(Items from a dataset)
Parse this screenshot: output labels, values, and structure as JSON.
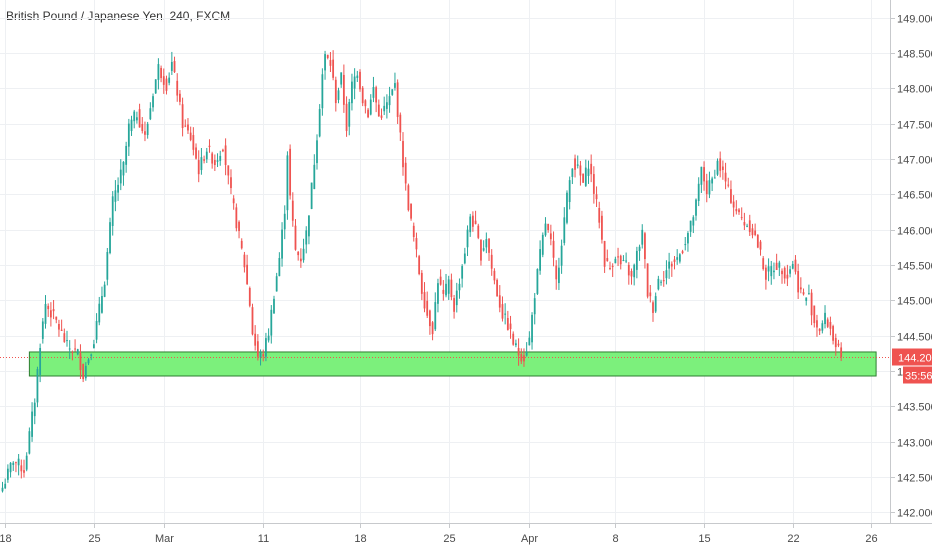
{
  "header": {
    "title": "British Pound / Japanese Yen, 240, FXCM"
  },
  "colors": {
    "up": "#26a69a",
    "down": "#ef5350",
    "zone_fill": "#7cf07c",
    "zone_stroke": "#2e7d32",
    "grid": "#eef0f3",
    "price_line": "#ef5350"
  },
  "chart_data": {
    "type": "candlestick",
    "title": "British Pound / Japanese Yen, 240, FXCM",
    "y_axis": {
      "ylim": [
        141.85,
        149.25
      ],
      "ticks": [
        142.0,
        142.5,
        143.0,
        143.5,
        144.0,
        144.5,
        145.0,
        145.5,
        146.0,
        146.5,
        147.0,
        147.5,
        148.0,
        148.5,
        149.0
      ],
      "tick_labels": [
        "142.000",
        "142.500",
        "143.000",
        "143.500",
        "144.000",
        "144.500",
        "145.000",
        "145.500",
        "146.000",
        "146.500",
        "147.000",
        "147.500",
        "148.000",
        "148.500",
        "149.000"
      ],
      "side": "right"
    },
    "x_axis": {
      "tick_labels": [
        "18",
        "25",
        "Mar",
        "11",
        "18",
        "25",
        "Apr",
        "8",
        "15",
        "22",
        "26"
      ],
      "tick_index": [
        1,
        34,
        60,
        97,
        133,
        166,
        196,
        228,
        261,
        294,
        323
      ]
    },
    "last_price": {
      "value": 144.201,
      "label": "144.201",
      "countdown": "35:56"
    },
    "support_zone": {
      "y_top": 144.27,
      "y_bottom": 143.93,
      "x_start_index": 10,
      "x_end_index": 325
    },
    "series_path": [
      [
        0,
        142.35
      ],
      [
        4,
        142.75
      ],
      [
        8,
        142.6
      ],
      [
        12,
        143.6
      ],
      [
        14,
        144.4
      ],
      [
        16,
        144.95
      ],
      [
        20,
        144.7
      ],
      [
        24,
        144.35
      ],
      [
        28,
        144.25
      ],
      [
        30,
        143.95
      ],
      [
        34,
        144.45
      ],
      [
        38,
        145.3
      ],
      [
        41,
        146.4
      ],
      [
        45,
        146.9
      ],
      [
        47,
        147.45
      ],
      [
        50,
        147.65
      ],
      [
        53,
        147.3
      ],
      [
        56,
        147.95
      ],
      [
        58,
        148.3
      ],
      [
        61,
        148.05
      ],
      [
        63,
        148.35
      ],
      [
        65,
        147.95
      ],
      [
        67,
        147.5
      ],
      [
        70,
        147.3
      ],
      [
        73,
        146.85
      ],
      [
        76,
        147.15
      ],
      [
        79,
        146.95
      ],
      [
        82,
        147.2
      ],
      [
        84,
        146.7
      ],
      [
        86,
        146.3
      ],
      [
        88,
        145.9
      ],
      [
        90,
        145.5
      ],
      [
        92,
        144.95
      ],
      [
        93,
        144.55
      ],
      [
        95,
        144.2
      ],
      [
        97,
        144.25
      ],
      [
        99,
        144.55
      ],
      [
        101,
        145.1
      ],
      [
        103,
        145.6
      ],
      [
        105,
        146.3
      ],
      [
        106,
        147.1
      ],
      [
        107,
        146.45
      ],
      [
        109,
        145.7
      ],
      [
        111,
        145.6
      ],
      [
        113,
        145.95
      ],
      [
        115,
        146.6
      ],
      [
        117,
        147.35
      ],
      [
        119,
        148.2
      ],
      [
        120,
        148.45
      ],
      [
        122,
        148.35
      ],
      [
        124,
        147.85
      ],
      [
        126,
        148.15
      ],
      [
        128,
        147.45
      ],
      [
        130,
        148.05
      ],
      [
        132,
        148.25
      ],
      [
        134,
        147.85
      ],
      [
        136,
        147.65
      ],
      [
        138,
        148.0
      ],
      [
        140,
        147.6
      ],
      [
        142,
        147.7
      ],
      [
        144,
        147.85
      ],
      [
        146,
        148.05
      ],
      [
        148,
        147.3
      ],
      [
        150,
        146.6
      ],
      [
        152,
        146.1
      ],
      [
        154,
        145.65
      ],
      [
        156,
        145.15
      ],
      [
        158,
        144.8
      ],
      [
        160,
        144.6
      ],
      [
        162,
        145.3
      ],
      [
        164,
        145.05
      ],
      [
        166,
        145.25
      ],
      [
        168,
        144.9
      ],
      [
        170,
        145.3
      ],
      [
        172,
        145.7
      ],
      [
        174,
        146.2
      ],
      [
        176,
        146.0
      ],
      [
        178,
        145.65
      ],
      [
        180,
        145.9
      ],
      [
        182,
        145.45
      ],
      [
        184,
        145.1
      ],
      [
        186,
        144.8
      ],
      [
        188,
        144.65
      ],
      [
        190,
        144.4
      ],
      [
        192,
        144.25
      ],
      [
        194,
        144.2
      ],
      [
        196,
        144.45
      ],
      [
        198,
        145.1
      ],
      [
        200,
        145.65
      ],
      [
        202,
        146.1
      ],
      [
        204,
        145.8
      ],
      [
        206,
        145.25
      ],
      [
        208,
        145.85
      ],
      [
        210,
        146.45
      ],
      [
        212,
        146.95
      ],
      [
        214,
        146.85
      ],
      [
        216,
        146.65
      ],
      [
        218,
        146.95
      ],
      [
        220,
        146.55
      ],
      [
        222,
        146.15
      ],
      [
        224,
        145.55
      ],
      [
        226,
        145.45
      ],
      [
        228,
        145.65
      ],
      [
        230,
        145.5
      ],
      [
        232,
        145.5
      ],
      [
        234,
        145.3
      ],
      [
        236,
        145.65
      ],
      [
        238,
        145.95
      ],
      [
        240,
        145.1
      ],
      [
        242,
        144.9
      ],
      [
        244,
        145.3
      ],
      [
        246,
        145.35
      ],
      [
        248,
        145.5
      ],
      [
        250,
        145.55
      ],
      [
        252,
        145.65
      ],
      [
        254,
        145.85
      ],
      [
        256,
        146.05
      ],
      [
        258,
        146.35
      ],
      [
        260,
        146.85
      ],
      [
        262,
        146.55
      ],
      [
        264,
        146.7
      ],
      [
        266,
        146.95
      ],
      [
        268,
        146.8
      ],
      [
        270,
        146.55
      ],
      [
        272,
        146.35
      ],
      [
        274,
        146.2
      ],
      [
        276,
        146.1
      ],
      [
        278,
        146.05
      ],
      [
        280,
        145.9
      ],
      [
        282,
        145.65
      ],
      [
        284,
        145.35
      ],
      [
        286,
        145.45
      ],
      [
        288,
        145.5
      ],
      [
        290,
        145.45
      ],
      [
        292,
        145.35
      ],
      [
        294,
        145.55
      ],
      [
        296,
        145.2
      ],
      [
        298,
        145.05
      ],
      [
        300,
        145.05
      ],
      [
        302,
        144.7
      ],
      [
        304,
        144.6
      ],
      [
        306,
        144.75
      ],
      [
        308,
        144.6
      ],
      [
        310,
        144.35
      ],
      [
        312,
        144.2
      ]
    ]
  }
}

Exercise details:
Sift through the entries and copy every line with "title".

Task output:
    "title": "British Pound / Japanese Yen, 240, FXCM"
    "title": "British Pound / Japanese Yen, 240, FXCM",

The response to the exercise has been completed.